Your job is to retype all of the data word for word, leaving every image out.

= Dataset rows =

Begin

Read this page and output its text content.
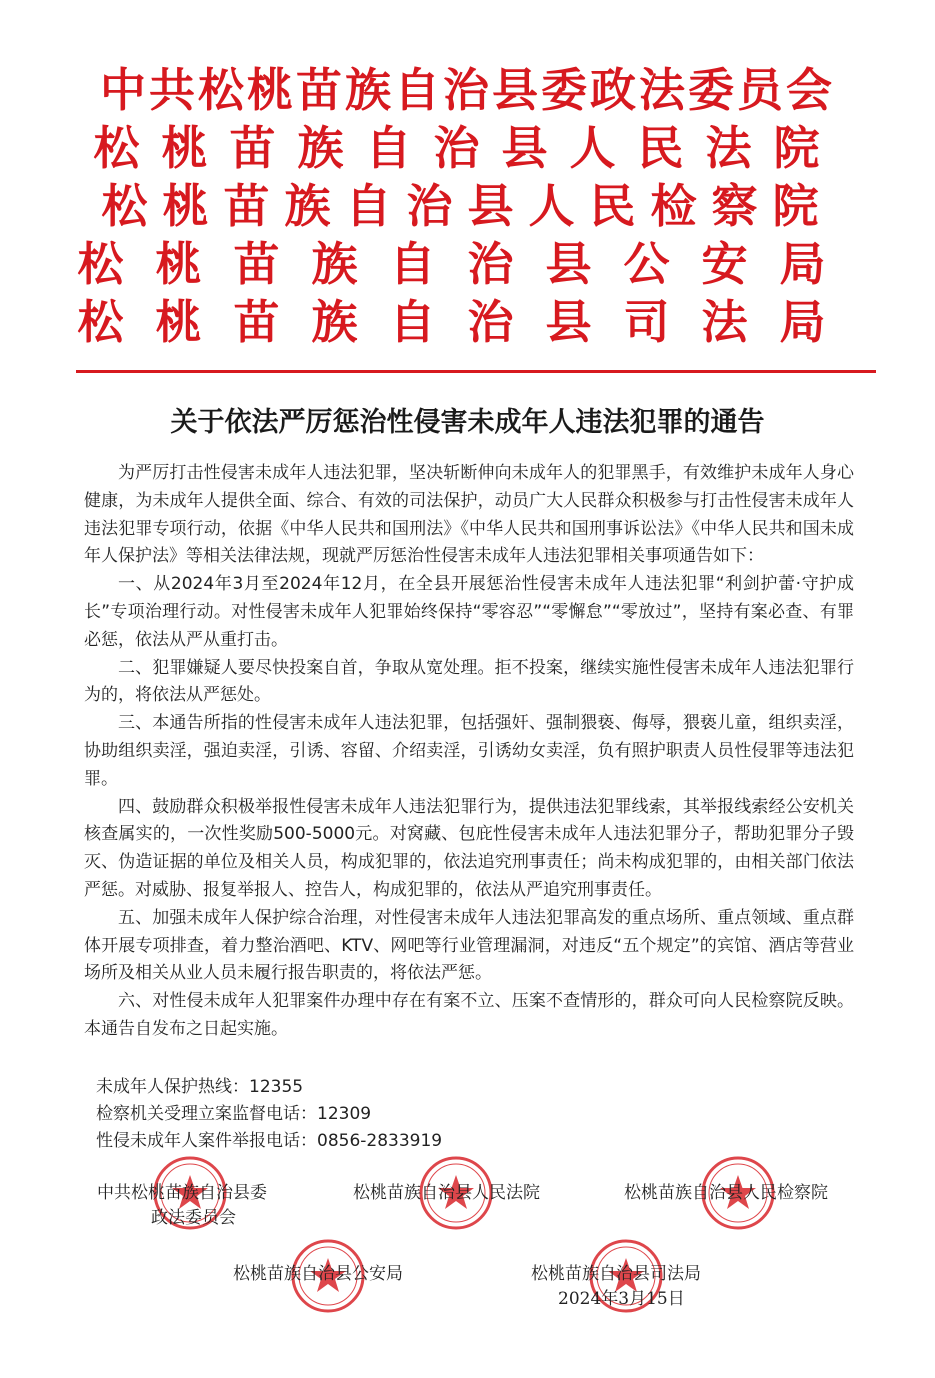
中共松桃苗族自治县委政法委员会
松桃苗族自治县人民法院
松桃苗族自治县人民检察院
松桃苗族自治县公安局
松桃苗族自治县司法局
关于依法严厉惩治性侵害未成年人违法犯罪的通告

为严厉打击性侵害未成年人违法犯罪，坚决斩断伸向未成年人的犯罪黑手，有效维护未成年人身心健康，为未成年人提供全面、综合、有效的司法保护，动员广大人民群众积极参与打击性侵害未成年人违法犯罪专项行动，依据《中华人民共和国刑法》《中华人民共和国刑事诉讼法》《中华人民共和国未成年人保护法》等相关法律法规，现就严厉惩治性侵害未成年人违法犯罪相关事项通告如下：

一、从2024年3月至2024年12月，在全县开展惩治性侵害未成年人违法犯罪“利剑护蕾·守护成长”专项治理行动。对性侵害未成年人犯罪始终保持“零容忍”“零懈怠”“零放过”，坚持有案必查、有罪必惩，依法从严从重打击。

二、犯罪嫌疑人要尽快投案自首，争取从宽处理。拒不投案，继续实施性侵害未成年人违法犯罪行为的，将依法从严惩处。

三、本通告所指的性侵害未成年人违法犯罪，包括强奸、强制猥亵、侮辱，猥亵儿童，组织卖淫，协助组织卖淫，强迫卖淫，引诱、容留、介绍卖淫，引诱幼女卖淫，负有照护职责人员性侵罪等违法犯罪。

四、鼓励群众积极举报性侵害未成年人违法犯罪行为，提供违法犯罪线索，其举报线索经公安机关核查属实的，一次性奖励500-5000元。对窝藏、包庇性侵害未成年人违法犯罪分子，帮助犯罪分子毁灭、伪造证据的单位及相关人员，构成犯罪的，依法追究刑事责任；尚未构成犯罪的，由相关部门依法严惩。对威胁、报复举报人、控告人，构成犯罪的，依法从严追究刑事责任。

五、加强未成年人保护综合治理，对性侵害未成年人违法犯罪高发的重点场所、重点领域、重点群体开展专项排查，着力整治酒吧、KTV、网吧等行业管理漏洞，对违反“五个规定”的宾馆、酒店等营业场所及相关从业人员未履行报告职责的，将依法严惩。

六、对性侵未成年人犯罪案件办理中存在有案不立、压案不查情形的，群众可向人民检察院反映。本通告自发布之日起实施。

未成年人保护热线：12355
检察机关受理立案监督电话：12309
性侵未成年人案件举报电话：0856-2833919
中共松桃苗族自治县委
政法委员会
松桃苗族自治县人民法院	松桃苗族自治县人民检察院
松桃苗族自治县公安局	松桃苗族自治县司法局
2024年3月15日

End

= Correct answer =
Read this page and output its text content.
中共松桃苗族自治县委政法委员会
松桃苗族自治县人民法院
松桃苗族自治县人民检察院
松桃苗族自治县公安局
松桃苗族自治县司法局
关于依法严厉惩治性侵害未成年人违法犯罪的通告

为严厉打击性侵害未成年人违法犯罪，坚决斩断伸向未成年人的犯罪黑手，有效维护未成年人身心健康，为未成年人提供全面、综合、有效的司法保护，动员广大人民群众积极参与打击性侵害未成年人违法犯罪专项行动，依据《中华人民共和国刑法》《中华人民共和国刑事诉讼法》《中华人民共和国未成年人保护法》等相关法律法规，现就严厉惩治性侵害未成年人违法犯罪相关事项通告如下：

一、从2024年3月至2024年12月，在全县开展惩治性侵害未成年人违法犯罪“利剑护蕾·守护成长”专项治理行动。对性侵害未成年人犯罪始终保持“零容忍”“零懈怠”“零放过”，坚持有案必查、有罪必惩，依法从严从重打击。

二、犯罪嫌疑人要尽快投案自首，争取从宽处理。拒不投案，继续实施性侵害未成年人违法犯罪行为的，将依法从严惩处。

三、本通告所指的性侵害未成年人违法犯罪，包括强奸、强制猥亵、侮辱，猥亵儿童，组织卖淫，协助组织卖淫，强迫卖淫，引诱、容留、介绍卖淫，引诱幼女卖淫，负有照护职责人员性侵罪等违法犯罪。

四、鼓励群众积极举报性侵害未成年人违法犯罪行为，提供违法犯罪线索，其举报线索经公安机关核查属实的，一次性奖励500-5000元。对窝藏、包庇性侵害未成年人违法犯罪分子，帮助犯罪分子毁灭、伪造证据的单位及相关人员，构成犯罪的，依法追究刑事责任；尚未构成犯罪的，由相关部门依法严惩。对威胁、报复举报人、控告人，构成犯罪的，依法从严追究刑事责任。

五、加强未成年人保护综合治理，对性侵害未成年人违法犯罪高发的重点场所、重点领域、重点群体开展专项排查，着力整治酒吧、KTV、网吧等行业管理漏洞，对违反“五个规定”的宾馆、酒店等营业场所及相关从业人员未履行报告职责的，将依法严惩。

六、对性侵未成年人犯罪案件办理中存在有案不立、压案不查情形的，群众可向人民检察院反映。本通告自发布之日起实施。

未成年人保护热线：12355
检察机关受理立案监督电话：12309
性侵未成年人案件举报电话：0856-2833919
中共松桃苗族自治县委
政法委员会
松桃苗族自治县人民法院	松桃苗族自治县人民检察院
松桃苗族自治县公安局	松桃苗族自治县司法局
2024年3月15日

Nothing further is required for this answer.